• Data listing:
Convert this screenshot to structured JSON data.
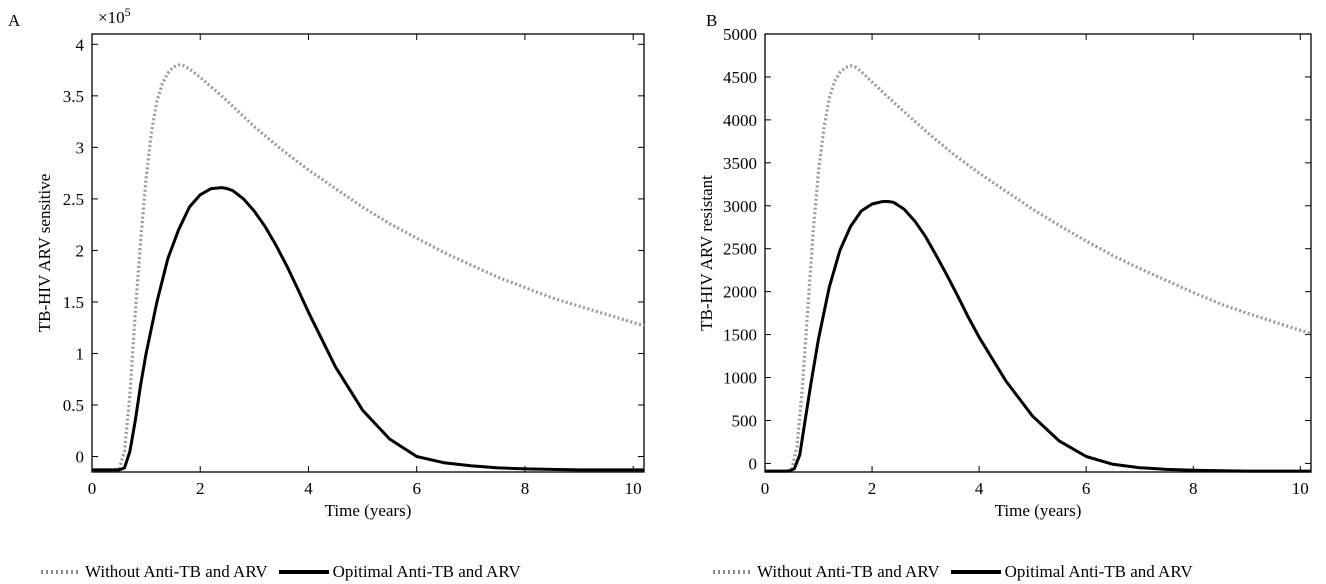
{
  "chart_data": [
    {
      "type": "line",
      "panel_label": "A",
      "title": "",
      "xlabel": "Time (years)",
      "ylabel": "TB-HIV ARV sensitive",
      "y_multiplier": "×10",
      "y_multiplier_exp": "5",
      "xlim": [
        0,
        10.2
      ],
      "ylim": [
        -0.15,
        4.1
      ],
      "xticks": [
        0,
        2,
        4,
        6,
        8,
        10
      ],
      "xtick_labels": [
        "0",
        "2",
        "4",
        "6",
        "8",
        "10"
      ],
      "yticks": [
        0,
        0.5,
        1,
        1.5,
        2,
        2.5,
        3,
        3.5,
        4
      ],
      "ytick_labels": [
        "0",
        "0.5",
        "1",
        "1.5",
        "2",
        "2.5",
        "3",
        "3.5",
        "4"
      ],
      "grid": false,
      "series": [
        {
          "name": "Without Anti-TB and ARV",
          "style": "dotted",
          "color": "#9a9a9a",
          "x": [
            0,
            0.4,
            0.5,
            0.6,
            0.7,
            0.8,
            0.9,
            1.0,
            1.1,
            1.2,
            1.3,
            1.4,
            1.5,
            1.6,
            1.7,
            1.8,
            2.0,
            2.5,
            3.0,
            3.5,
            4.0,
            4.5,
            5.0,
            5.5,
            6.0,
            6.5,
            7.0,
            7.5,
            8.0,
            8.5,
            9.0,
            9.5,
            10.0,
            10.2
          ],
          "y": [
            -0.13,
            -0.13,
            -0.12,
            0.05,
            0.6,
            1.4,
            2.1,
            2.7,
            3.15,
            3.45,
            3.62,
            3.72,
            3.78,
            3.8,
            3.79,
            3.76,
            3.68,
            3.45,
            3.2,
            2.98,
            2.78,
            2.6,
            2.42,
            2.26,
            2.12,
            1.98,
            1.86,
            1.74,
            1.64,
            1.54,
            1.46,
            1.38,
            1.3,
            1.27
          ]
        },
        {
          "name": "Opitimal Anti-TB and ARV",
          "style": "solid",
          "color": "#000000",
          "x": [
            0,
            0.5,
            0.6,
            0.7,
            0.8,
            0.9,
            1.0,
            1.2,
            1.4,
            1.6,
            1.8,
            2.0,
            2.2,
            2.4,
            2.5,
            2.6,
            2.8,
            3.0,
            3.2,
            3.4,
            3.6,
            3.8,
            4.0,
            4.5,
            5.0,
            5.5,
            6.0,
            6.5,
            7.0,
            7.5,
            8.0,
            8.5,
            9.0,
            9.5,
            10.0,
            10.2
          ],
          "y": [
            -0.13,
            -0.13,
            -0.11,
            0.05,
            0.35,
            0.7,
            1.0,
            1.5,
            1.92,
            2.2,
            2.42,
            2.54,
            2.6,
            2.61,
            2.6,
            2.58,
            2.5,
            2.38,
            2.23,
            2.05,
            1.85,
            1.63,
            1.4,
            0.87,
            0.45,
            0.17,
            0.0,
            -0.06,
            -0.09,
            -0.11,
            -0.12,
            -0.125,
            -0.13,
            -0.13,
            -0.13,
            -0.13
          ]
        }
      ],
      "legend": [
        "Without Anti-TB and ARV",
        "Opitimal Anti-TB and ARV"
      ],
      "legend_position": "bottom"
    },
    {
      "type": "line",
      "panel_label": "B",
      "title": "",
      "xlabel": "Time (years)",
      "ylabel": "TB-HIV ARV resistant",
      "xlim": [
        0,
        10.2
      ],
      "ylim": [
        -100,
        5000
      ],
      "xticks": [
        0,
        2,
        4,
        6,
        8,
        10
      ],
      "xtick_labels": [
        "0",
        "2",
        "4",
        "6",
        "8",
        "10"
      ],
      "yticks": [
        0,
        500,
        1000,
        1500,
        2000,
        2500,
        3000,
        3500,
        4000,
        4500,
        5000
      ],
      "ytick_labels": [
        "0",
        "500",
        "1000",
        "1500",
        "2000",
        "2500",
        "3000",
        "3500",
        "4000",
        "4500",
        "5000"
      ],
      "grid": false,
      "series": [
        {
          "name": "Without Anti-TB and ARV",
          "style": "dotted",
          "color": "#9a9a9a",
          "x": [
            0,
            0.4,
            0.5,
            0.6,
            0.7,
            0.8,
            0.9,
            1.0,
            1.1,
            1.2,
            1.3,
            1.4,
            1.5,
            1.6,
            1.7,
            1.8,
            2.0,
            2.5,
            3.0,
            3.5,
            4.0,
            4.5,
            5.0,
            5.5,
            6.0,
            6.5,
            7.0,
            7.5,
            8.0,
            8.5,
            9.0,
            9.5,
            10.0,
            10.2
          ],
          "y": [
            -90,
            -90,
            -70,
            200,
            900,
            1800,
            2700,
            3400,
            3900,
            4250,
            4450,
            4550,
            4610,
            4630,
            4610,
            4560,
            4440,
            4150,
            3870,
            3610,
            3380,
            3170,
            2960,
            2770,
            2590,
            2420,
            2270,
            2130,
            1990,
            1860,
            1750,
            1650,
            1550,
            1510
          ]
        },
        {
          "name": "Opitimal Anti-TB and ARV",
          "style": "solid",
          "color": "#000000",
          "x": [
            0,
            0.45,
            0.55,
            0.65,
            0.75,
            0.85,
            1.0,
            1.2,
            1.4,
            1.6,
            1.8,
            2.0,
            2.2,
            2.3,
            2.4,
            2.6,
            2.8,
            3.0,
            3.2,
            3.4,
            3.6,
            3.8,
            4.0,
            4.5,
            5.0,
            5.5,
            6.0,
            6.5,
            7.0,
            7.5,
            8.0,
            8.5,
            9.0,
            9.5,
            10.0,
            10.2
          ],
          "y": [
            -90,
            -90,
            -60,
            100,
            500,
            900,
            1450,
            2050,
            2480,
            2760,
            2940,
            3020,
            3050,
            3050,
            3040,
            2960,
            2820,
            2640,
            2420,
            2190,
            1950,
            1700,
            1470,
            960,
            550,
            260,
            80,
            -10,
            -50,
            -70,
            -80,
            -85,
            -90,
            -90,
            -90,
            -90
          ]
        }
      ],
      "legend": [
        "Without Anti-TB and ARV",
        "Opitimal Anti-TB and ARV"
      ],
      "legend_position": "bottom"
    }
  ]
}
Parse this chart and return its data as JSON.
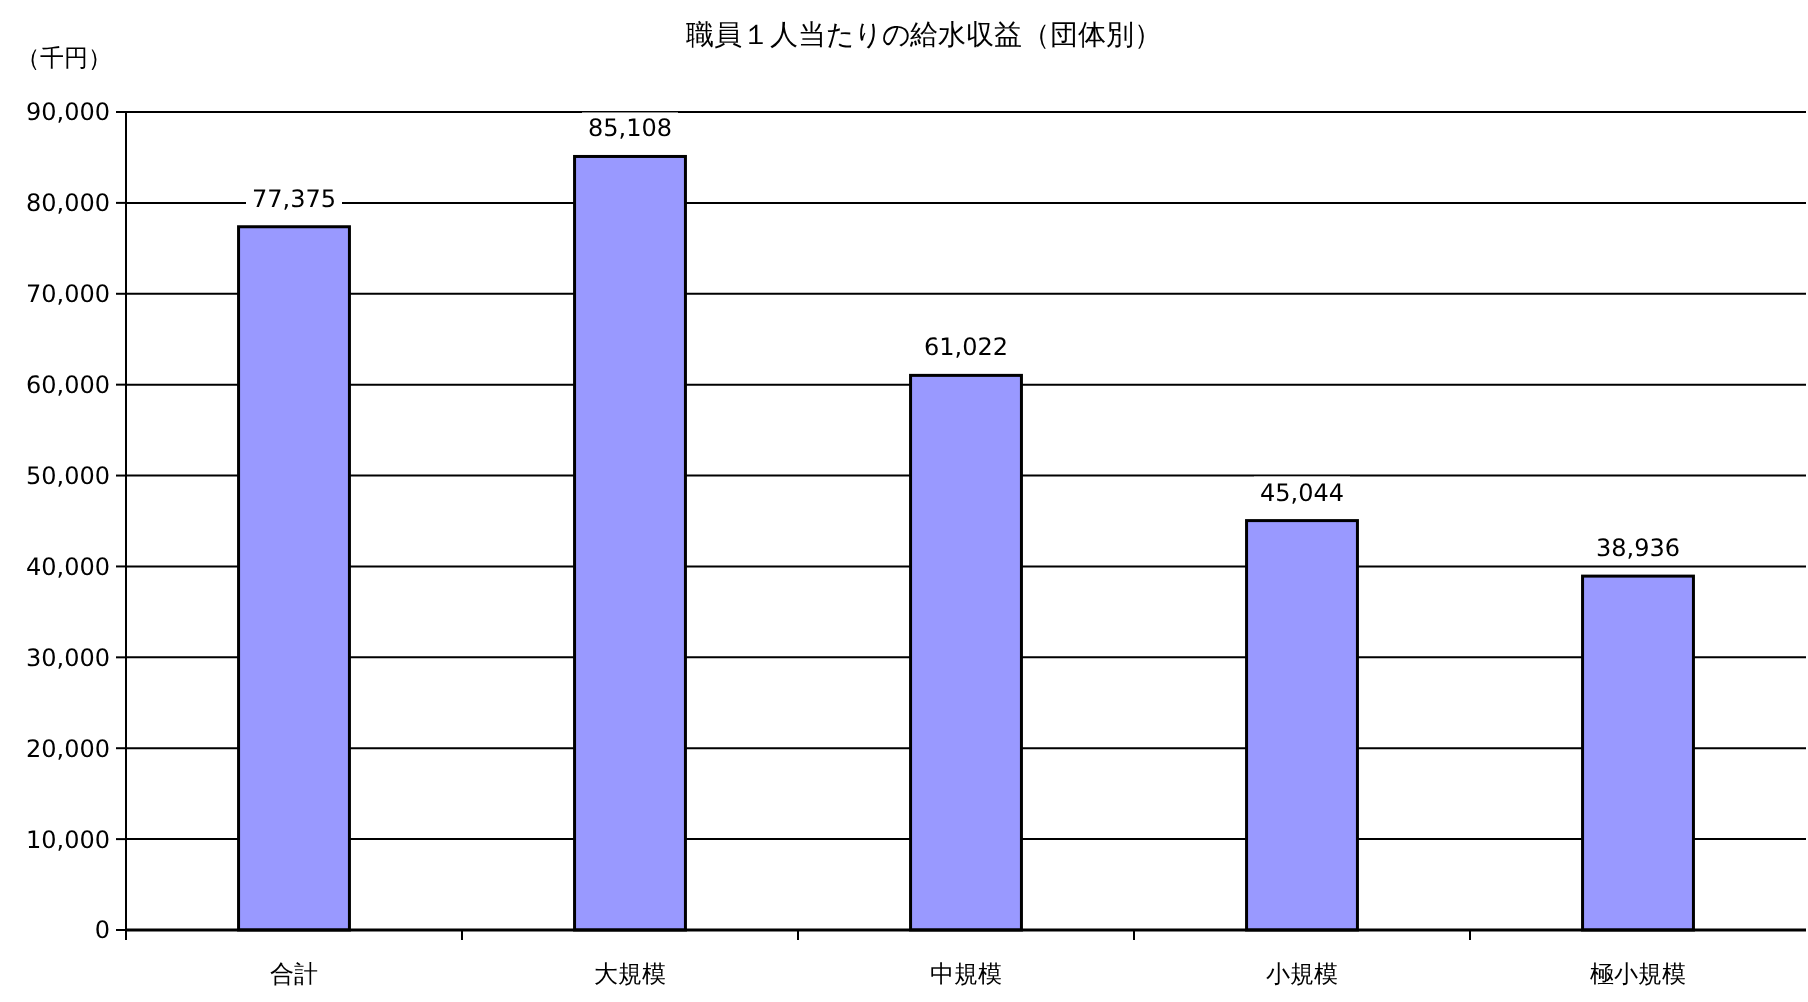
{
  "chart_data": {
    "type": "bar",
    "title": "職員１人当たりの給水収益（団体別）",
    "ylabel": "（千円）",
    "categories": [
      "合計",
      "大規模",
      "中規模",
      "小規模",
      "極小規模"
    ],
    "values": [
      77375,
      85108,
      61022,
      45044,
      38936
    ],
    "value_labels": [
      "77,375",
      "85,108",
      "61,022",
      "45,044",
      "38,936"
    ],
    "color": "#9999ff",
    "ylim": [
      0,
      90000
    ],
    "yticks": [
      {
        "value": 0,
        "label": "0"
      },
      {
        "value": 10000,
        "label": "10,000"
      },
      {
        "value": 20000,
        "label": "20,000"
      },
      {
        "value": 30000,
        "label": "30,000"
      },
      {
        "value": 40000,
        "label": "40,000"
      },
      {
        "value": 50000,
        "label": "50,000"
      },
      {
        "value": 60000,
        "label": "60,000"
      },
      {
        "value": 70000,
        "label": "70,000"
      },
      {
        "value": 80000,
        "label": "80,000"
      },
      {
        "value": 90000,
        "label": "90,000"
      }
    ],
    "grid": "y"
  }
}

• Problem to work on: Output every entry word for word, but omit the pictures.

• Output of the task:
Convert this screenshot to structured JSON data.
{
  "chart_data": [
    {
      "type": "line",
      "panel_label": "A",
      "title": "",
      "xlabel": "Time (years)",
      "ylabel": "TB-HIV ARV sensitive",
      "y_multiplier": "×10",
      "y_multiplier_exp": "5",
      "xlim": [
        0,
        10.2
      ],
      "ylim": [
        -0.15,
        4.1
      ],
      "xticks": [
        0,
        2,
        4,
        6,
        8,
        10
      ],
      "xtick_labels": [
        "0",
        "2",
        "4",
        "6",
        "8",
        "10"
      ],
      "yticks": [
        0,
        0.5,
        1,
        1.5,
        2,
        2.5,
        3,
        3.5,
        4
      ],
      "ytick_labels": [
        "0",
        "0.5",
        "1",
        "1.5",
        "2",
        "2.5",
        "3",
        "3.5",
        "4"
      ],
      "grid": false,
      "series": [
        {
          "name": "Without Anti-TB and ARV",
          "style": "dotted",
          "color": "#9a9a9a",
          "x": [
            0,
            0.4,
            0.5,
            0.6,
            0.7,
            0.8,
            0.9,
            1.0,
            1.1,
            1.2,
            1.3,
            1.4,
            1.5,
            1.6,
            1.7,
            1.8,
            2.0,
            2.5,
            3.0,
            3.5,
            4.0,
            4.5,
            5.0,
            5.5,
            6.0,
            6.5,
            7.0,
            7.5,
            8.0,
            8.5,
            9.0,
            9.5,
            10.0,
            10.2
          ],
          "y": [
            -0.13,
            -0.13,
            -0.12,
            0.05,
            0.6,
            1.4,
            2.1,
            2.7,
            3.15,
            3.45,
            3.62,
            3.72,
            3.78,
            3.8,
            3.79,
            3.76,
            3.68,
            3.45,
            3.2,
            2.98,
            2.78,
            2.6,
            2.42,
            2.26,
            2.12,
            1.98,
            1.86,
            1.74,
            1.64,
            1.54,
            1.46,
            1.38,
            1.3,
            1.27
          ]
        },
        {
          "name": "Opitimal Anti-TB and ARV",
          "style": "solid",
          "color": "#000000",
          "x": [
            0,
            0.5,
            0.6,
            0.7,
            0.8,
            0.9,
            1.0,
            1.2,
            1.4,
            1.6,
            1.8,
            2.0,
            2.2,
            2.4,
            2.5,
            2.6,
            2.8,
            3.0,
            3.2,
            3.4,
            3.6,
            3.8,
            4.0,
            4.5,
            5.0,
            5.5,
            6.0,
            6.5,
            7.0,
            7.5,
            8.0,
            8.5,
            9.0,
            9.5,
            10.0,
            10.2
          ],
          "y": [
            -0.13,
            -0.13,
            -0.11,
            0.05,
            0.35,
            0.7,
            1.0,
            1.5,
            1.92,
            2.2,
            2.42,
            2.54,
            2.6,
            2.61,
            2.6,
            2.58,
            2.5,
            2.38,
            2.23,
            2.05,
            1.85,
            1.63,
            1.4,
            0.87,
            0.45,
            0.17,
            0.0,
            -0.06,
            -0.09,
            -0.11,
            -0.12,
            -0.125,
            -0.13,
            -0.13,
            -0.13,
            -0.13
          ]
        }
      ],
      "legend": [
        "Without Anti-TB and ARV",
        "Opitimal Anti-TB and ARV"
      ],
      "legend_position": "bottom"
    },
    {
      "type": "line",
      "panel_label": "B",
      "title": "",
      "xlabel": "Time (years)",
      "ylabel": "TB-HIV ARV resistant",
      "xlim": [
        0,
        10.2
      ],
      "ylim": [
        -100,
        5000
      ],
      "xticks": [
        0,
        2,
        4,
        6,
        8,
        10
      ],
      "xtick_labels": [
        "0",
        "2",
        "4",
        "6",
        "8",
        "10"
      ],
      "yticks": [
        0,
        500,
        1000,
        1500,
        2000,
        2500,
        3000,
        3500,
        4000,
        4500,
        5000
      ],
      "ytick_labels": [
        "0",
        "500",
        "1000",
        "1500",
        "2000",
        "2500",
        "3000",
        "3500",
        "4000",
        "4500",
        "5000"
      ],
      "grid": false,
      "series": [
        {
          "name": "Without Anti-TB and ARV",
          "style": "dotted",
          "color": "#9a9a9a",
          "x": [
            0,
            0.4,
            0.5,
            0.6,
            0.7,
            0.8,
            0.9,
            1.0,
            1.1,
            1.2,
            1.3,
            1.4,
            1.5,
            1.6,
            1.7,
            1.8,
            2.0,
            2.5,
            3.0,
            3.5,
            4.0,
            4.5,
            5.0,
            5.5,
            6.0,
            6.5,
            7.0,
            7.5,
            8.0,
            8.5,
            9.0,
            9.5,
            10.0,
            10.2
          ],
          "y": [
            -90,
            -90,
            -70,
            200,
            900,
            1800,
            2700,
            3400,
            3900,
            4250,
            4450,
            4550,
            4610,
            4630,
            4610,
            4560,
            4440,
            4150,
            3870,
            3610,
            3380,
            3170,
            2960,
            2770,
            2590,
            2420,
            2270,
            2130,
            1990,
            1860,
            1750,
            1650,
            1550,
            1510
          ]
        },
        {
          "name": "Opitimal Anti-TB and ARV",
          "style": "solid",
          "color": "#000000",
          "x": [
            0,
            0.45,
            0.55,
            0.65,
            0.75,
            0.85,
            1.0,
            1.2,
            1.4,
            1.6,
            1.8,
            2.0,
            2.2,
            2.3,
            2.4,
            2.6,
            2.8,
            3.0,
            3.2,
            3.4,
            3.6,
            3.8,
            4.0,
            4.5,
            5.0,
            5.5,
            6.0,
            6.5,
            7.0,
            7.5,
            8.0,
            8.5,
            9.0,
            9.5,
            10.0,
            10.2
          ],
          "y": [
            -90,
            -90,
            -60,
            100,
            500,
            900,
            1450,
            2050,
            2480,
            2760,
            2940,
            3020,
            3050,
            3050,
            3040,
            2960,
            2820,
            2640,
            2420,
            2190,
            1950,
            1700,
            1470,
            960,
            550,
            260,
            80,
            -10,
            -50,
            -70,
            -80,
            -85,
            -90,
            -90,
            -90,
            -90
          ]
        }
      ],
      "legend": [
        "Without Anti-TB and ARV",
        "Opitimal Anti-TB and ARV"
      ],
      "legend_position": "bottom"
    }
  ]
}
Parse this chart and return its data as JSON.
{
  "chart_data": {
    "type": "bar",
    "title": "職員１人当たりの給水収益（団体別）",
    "ylabel": "（千円）",
    "categories": [
      "合計",
      "大規模",
      "中規模",
      "小規模",
      "極小規模"
    ],
    "values": [
      77375,
      85108,
      61022,
      45044,
      38936
    ],
    "value_labels": [
      "77,375",
      "85,108",
      "61,022",
      "45,044",
      "38,936"
    ],
    "color": "#9999ff",
    "ylim": [
      0,
      90000
    ],
    "yticks": [
      {
        "value": 0,
        "label": "0"
      },
      {
        "value": 10000,
        "label": "10,000"
      },
      {
        "value": 20000,
        "label": "20,000"
      },
      {
        "value": 30000,
        "label": "30,000"
      },
      {
        "value": 40000,
        "label": "40,000"
      },
      {
        "value": 50000,
        "label": "50,000"
      },
      {
        "value": 60000,
        "label": "60,000"
      },
      {
        "value": 70000,
        "label": "70,000"
      },
      {
        "value": 80000,
        "label": "80,000"
      },
      {
        "value": 90000,
        "label": "90,000"
      }
    ],
    "grid": "y"
  }
}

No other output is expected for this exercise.